(Collected data entries)
^^^^^^^^

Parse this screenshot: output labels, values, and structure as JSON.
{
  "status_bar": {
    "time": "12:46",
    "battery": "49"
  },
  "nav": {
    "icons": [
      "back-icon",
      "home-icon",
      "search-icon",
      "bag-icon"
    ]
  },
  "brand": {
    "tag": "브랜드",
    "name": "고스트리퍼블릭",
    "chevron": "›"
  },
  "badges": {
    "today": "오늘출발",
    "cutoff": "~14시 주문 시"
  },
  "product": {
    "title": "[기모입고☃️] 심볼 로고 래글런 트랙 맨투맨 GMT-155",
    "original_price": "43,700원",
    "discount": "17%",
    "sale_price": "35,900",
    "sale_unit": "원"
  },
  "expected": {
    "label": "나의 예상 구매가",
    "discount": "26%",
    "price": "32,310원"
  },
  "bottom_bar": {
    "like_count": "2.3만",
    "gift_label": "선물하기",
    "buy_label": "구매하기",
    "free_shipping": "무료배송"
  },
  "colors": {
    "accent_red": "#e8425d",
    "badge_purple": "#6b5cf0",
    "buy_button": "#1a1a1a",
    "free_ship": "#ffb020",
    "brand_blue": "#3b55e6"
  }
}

^^^^^^^^

*TASK REQUIREMENTS*
Set down the entries above again, word for word.

*COMPLETED TASK*
Parse this screenshot: output labels, values, and structure as JSON.
{
  "status_bar": {
    "time": "12:46",
    "battery": "49"
  },
  "nav": {
    "icons": [
      "back-icon",
      "home-icon",
      "search-icon",
      "bag-icon"
    ]
  },
  "brand": {
    "tag": "브랜드",
    "name": "고스트리퍼블릭",
    "chevron": "›"
  },
  "badges": {
    "today": "오늘출발",
    "cutoff": "~14시 주문 시"
  },
  "product": {
    "title": "[기모입고☃️] 심볼 로고 래글런 트랙 맨투맨 GMT-155",
    "original_price": "43,700원",
    "discount": "17%",
    "sale_price": "35,900",
    "sale_unit": "원"
  },
  "expected": {
    "label": "나의 예상 구매가",
    "discount": "26%",
    "price": "32,310원"
  },
  "bottom_bar": {
    "like_count": "2.3만",
    "gift_label": "선물하기",
    "buy_label": "구매하기",
    "free_shipping": "무료배송"
  },
  "colors": {
    "accent_red": "#e8425d",
    "badge_purple": "#6b5cf0",
    "buy_button": "#1a1a1a",
    "free_ship": "#ffb020",
    "brand_blue": "#3b55e6"
  }
}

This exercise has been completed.